* Records for this exercise *
------------------------------------

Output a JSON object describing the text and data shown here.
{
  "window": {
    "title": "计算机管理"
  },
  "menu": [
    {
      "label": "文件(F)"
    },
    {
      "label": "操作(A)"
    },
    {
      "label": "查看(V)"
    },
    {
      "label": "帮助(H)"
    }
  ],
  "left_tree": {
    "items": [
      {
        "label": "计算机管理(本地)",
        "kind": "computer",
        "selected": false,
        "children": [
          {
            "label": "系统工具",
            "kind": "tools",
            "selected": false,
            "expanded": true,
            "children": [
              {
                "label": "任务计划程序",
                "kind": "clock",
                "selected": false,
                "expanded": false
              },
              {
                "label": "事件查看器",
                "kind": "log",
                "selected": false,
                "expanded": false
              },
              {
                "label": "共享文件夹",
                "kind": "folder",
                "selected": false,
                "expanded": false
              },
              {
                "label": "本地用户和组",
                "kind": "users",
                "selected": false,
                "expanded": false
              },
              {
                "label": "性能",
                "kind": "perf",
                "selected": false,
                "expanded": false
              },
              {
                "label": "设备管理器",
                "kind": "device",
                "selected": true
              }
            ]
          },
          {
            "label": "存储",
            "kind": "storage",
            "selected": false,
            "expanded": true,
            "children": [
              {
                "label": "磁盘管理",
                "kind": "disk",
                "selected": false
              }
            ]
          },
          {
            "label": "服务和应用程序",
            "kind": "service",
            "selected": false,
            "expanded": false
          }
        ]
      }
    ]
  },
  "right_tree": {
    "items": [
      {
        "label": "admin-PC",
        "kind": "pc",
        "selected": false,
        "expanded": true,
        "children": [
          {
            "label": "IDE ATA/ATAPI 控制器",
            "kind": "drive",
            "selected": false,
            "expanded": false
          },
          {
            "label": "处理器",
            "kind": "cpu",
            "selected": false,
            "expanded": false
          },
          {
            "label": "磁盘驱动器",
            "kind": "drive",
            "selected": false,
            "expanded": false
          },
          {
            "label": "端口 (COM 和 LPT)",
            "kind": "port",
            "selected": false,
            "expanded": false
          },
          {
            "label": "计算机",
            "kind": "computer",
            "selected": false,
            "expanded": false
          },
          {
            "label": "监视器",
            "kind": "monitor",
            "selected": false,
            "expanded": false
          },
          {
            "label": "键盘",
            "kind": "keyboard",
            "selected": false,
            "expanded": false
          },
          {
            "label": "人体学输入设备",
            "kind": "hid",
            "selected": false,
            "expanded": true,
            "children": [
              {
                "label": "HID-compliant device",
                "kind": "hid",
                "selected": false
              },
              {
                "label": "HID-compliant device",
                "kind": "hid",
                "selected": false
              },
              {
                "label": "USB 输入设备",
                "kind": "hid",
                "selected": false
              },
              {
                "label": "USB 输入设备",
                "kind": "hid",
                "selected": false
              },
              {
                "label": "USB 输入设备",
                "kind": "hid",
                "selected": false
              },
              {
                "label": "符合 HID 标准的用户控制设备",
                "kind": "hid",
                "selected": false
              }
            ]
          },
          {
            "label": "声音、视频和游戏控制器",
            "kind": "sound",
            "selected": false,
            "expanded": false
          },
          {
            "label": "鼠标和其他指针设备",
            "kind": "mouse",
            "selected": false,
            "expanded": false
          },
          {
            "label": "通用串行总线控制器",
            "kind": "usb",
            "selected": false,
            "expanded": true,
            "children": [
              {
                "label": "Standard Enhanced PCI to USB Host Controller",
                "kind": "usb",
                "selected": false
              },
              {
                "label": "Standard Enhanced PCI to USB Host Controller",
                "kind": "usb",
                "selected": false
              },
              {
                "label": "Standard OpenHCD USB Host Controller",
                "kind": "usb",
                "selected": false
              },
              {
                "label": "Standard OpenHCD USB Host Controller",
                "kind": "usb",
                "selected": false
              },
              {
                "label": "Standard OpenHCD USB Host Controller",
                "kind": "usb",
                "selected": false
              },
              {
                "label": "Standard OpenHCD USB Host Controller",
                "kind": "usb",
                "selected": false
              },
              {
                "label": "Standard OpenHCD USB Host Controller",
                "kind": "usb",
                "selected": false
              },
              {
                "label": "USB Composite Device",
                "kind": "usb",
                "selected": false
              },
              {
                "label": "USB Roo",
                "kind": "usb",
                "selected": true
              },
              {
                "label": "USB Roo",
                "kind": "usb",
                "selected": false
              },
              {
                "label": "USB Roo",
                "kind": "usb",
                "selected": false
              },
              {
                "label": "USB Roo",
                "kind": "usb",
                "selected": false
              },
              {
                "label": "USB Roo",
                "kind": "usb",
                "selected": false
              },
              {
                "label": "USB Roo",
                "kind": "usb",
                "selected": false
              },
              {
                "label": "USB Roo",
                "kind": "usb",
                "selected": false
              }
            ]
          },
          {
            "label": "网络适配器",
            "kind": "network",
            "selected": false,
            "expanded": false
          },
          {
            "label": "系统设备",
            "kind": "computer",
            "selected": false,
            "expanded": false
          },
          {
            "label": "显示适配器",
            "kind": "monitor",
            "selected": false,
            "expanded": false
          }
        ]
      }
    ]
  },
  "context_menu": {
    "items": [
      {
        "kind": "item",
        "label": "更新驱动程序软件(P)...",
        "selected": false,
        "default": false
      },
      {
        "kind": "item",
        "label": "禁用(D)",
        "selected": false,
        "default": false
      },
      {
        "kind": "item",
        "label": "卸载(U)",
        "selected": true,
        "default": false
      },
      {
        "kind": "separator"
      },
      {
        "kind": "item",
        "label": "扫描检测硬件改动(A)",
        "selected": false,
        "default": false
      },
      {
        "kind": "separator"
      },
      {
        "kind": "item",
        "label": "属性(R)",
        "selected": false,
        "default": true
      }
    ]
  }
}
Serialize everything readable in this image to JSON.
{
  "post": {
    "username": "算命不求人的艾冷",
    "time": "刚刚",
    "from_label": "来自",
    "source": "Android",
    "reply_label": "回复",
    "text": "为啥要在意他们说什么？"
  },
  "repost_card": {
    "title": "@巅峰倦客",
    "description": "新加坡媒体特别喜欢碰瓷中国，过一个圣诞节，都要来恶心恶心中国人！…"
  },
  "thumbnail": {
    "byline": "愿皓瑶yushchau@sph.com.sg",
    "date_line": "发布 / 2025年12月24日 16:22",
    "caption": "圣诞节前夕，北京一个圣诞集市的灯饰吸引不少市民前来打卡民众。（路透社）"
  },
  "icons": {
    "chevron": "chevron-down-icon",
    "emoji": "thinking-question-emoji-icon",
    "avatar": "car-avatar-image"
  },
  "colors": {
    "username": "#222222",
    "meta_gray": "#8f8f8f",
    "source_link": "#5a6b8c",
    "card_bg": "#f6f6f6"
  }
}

------------------------------------

* Aim *
Look through the entries above and list every line containing "image".

* Task result *
Serialize everything readable in this image to JSON.
    "avatar": "car-avatar-image"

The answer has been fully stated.